(Data extracted from a collection)
==*==

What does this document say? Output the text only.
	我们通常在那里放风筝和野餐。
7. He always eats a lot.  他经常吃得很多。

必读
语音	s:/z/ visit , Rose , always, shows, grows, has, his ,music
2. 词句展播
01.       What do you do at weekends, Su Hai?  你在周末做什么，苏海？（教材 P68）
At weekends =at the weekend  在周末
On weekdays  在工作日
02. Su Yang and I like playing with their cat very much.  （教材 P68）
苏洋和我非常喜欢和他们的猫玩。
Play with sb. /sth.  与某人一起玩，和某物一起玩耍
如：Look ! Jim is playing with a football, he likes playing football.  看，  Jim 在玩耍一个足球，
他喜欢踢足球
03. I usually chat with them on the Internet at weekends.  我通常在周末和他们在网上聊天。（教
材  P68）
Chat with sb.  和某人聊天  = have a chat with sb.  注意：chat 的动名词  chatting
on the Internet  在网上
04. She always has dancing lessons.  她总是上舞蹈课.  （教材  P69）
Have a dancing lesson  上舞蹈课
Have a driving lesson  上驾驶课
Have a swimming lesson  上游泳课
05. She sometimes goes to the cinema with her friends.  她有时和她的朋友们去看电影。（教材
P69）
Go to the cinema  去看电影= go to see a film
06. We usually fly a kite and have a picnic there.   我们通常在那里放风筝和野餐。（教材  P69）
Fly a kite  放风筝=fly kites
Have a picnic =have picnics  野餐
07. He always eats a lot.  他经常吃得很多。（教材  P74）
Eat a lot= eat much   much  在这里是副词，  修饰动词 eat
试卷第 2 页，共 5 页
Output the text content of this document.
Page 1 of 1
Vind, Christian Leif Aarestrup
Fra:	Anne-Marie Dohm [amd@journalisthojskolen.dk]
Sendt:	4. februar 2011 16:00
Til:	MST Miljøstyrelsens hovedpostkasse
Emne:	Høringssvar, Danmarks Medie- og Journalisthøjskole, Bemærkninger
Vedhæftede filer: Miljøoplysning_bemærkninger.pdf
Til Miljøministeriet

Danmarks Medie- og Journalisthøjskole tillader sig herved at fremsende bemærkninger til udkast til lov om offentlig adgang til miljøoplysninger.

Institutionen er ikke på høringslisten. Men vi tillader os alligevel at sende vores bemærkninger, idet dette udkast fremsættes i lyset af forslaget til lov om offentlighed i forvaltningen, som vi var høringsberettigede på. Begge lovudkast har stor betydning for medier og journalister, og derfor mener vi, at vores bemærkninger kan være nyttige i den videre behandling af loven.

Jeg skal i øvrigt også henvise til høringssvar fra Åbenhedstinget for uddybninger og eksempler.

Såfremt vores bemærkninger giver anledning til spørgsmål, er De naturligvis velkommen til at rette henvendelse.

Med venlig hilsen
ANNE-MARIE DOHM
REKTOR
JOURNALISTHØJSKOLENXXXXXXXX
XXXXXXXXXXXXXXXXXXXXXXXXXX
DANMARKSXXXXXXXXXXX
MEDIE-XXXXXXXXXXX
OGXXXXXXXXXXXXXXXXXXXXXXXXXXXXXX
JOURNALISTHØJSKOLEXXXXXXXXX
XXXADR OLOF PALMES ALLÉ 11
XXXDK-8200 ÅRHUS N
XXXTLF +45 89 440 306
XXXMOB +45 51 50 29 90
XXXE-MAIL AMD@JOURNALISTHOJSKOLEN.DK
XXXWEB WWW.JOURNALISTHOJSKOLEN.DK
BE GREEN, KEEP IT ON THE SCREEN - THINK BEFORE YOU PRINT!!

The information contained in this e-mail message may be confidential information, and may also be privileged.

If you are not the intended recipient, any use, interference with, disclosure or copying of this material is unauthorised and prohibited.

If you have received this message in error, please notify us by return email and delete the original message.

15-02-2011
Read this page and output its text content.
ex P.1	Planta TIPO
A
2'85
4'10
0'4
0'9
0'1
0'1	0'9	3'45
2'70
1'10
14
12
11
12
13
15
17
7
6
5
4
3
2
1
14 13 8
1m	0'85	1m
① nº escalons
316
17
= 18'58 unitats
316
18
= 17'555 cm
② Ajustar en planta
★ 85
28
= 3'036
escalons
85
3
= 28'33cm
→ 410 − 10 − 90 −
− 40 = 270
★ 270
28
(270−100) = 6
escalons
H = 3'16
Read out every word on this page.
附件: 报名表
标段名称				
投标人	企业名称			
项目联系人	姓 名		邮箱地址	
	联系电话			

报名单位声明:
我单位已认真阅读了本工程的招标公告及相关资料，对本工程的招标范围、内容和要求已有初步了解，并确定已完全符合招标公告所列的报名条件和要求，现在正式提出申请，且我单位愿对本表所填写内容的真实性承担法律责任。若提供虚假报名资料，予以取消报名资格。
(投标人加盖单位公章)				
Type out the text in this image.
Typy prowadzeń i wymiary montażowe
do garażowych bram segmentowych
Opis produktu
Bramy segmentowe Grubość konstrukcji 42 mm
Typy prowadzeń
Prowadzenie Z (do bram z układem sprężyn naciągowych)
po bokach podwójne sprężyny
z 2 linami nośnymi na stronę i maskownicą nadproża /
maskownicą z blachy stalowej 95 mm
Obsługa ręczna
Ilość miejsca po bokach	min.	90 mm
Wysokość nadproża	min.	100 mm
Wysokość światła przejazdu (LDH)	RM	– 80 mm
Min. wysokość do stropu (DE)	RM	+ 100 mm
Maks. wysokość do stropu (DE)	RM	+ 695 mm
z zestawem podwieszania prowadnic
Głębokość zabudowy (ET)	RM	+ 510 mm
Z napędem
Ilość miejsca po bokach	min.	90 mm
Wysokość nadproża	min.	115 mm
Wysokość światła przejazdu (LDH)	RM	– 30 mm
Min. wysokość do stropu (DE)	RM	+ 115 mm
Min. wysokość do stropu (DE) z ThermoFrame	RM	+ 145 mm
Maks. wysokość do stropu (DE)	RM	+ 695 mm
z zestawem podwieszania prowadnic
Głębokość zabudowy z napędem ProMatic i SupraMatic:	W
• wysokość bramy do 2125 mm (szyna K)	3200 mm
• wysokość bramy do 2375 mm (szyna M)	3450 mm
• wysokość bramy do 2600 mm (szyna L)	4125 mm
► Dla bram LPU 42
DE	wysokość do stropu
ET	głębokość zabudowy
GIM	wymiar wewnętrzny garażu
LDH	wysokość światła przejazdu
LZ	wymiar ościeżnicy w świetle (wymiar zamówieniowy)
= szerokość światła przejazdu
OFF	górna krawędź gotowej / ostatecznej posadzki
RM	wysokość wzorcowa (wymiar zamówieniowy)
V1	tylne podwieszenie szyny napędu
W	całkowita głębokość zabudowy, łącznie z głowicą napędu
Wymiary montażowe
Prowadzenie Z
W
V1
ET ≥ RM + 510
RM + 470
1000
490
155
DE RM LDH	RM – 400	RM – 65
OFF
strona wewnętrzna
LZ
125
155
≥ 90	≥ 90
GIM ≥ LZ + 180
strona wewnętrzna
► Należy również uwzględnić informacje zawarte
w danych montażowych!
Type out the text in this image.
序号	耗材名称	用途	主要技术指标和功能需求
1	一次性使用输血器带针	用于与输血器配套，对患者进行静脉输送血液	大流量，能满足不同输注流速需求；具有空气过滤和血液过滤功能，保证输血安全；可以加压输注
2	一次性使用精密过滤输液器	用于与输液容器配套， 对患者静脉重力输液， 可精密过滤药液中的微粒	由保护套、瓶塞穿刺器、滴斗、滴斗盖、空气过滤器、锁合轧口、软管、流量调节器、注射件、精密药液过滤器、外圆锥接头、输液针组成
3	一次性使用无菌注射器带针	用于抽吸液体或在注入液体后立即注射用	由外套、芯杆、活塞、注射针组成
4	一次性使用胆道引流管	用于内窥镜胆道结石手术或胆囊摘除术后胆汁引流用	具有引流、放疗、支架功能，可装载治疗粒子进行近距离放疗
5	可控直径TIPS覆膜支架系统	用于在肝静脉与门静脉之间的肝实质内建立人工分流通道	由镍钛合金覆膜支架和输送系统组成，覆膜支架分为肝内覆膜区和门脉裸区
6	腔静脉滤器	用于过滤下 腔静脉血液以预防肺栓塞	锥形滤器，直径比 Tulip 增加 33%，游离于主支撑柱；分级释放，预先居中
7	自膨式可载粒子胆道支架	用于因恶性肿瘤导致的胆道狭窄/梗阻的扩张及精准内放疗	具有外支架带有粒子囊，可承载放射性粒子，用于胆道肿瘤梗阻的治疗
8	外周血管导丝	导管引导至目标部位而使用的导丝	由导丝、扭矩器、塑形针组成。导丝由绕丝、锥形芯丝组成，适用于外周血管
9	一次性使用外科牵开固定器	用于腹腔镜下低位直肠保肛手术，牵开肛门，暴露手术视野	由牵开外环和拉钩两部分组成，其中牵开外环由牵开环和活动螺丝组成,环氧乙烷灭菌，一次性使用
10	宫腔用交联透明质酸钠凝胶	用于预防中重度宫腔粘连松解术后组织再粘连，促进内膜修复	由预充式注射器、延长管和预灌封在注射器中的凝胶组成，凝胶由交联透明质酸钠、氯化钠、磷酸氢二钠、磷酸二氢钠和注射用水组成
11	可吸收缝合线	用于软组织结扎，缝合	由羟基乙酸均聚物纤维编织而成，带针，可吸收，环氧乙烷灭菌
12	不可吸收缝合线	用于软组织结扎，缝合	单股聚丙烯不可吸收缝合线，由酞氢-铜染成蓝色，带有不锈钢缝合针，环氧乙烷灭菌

==*==

# Instructions for the task:
Find all lines holding the string "usually" and copy them.

# Answer for the task:
03. I usually chat with them on the Internet at weekends.  我通常在周末和他们在网上聊天。（教
06. We usually fly a kite and have a picnic there.   我们通常在那里放风筝和野餐。（教材  P69）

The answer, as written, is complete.